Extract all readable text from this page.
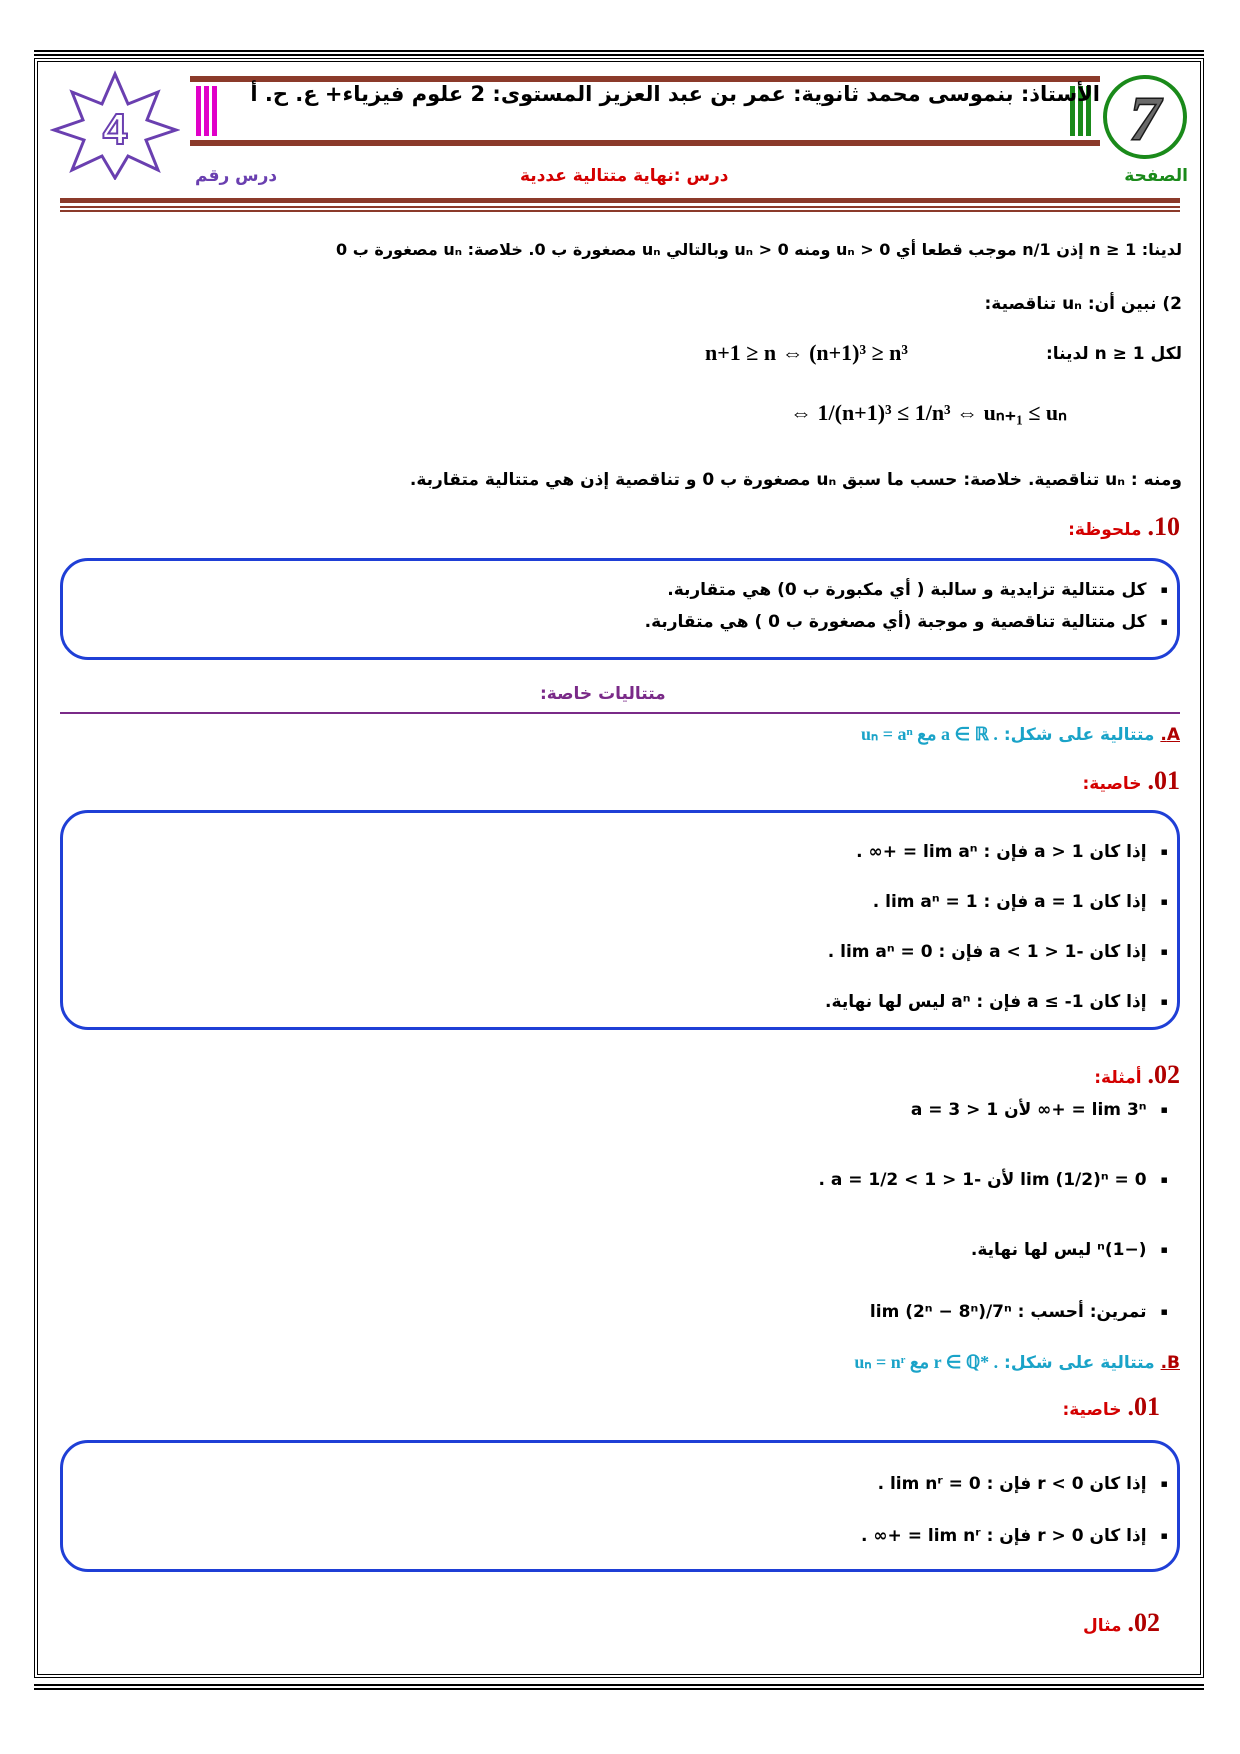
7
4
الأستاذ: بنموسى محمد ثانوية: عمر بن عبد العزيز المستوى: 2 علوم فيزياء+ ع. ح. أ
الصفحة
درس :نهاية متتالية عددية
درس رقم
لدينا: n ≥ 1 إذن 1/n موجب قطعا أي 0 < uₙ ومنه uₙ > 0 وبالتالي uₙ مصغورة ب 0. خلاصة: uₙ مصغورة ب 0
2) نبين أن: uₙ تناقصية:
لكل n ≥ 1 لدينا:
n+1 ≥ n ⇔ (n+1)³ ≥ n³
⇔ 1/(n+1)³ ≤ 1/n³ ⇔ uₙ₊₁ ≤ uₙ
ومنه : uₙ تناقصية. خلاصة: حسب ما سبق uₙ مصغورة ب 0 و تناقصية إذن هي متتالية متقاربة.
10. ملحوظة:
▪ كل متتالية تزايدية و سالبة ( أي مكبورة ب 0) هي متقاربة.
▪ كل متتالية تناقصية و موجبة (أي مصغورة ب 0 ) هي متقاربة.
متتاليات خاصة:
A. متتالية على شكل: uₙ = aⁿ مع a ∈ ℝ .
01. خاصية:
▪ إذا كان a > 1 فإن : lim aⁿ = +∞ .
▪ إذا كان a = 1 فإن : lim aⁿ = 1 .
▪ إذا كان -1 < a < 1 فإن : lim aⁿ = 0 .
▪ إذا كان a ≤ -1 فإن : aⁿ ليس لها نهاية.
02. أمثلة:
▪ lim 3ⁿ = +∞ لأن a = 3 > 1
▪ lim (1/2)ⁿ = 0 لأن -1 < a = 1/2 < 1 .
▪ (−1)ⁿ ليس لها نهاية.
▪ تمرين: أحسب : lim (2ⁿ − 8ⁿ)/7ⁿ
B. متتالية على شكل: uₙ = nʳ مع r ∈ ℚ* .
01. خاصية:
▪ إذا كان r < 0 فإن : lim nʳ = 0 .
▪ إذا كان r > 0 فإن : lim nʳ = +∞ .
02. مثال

**What you need to do:**
Retype the whole listing exactly and leave the pictures out.

**Response to this task:**
Extract all readable text from this page.
7
4
الأستاذ: بنموسى محمد ثانوية: عمر بن عبد العزيز المستوى: 2 علوم فيزياء+ ع. ح. أ
الصفحة
درس :نهاية متتالية عددية
درس رقم
لدينا: n ≥ 1 إذن 1/n موجب قطعا أي 0 < uₙ ومنه uₙ > 0 وبالتالي uₙ مصغورة ب 0. خلاصة: uₙ مصغورة ب 0
2) نبين أن: uₙ تناقصية:
لكل n ≥ 1 لدينا:
n+1 ≥ n ⇔ (n+1)³ ≥ n³
⇔ 1/(n+1)³ ≤ 1/n³ ⇔ uₙ₊₁ ≤ uₙ
ومنه : uₙ تناقصية. خلاصة: حسب ما سبق uₙ مصغورة ب 0 و تناقصية إذن هي متتالية متقاربة.
10. ملحوظة:
▪ كل متتالية تزايدية و سالبة ( أي مكبورة ب 0) هي متقاربة.
▪ كل متتالية تناقصية و موجبة (أي مصغورة ب 0 ) هي متقاربة.
متتاليات خاصة:
A. متتالية على شكل: uₙ = aⁿ مع a ∈ ℝ .
01. خاصية:
▪ إذا كان a > 1 فإن : lim aⁿ = +∞ .
▪ إذا كان a = 1 فإن : lim aⁿ = 1 .
▪ إذا كان -1 < a < 1 فإن : lim aⁿ = 0 .
▪ إذا كان a ≤ -1 فإن : aⁿ ليس لها نهاية.
02. أمثلة:
▪ lim 3ⁿ = +∞ لأن a = 3 > 1
▪ lim (1/2)ⁿ = 0 لأن -1 < a = 1/2 < 1 .
▪ (−1)ⁿ ليس لها نهاية.
▪ تمرين: أحسب : lim (2ⁿ − 8ⁿ)/7ⁿ
B. متتالية على شكل: uₙ = nʳ مع r ∈ ℚ* .
01. خاصية:
▪ إذا كان r < 0 فإن : lim nʳ = 0 .
▪ إذا كان r > 0 فإن : lim nʳ = +∞ .
02. مثال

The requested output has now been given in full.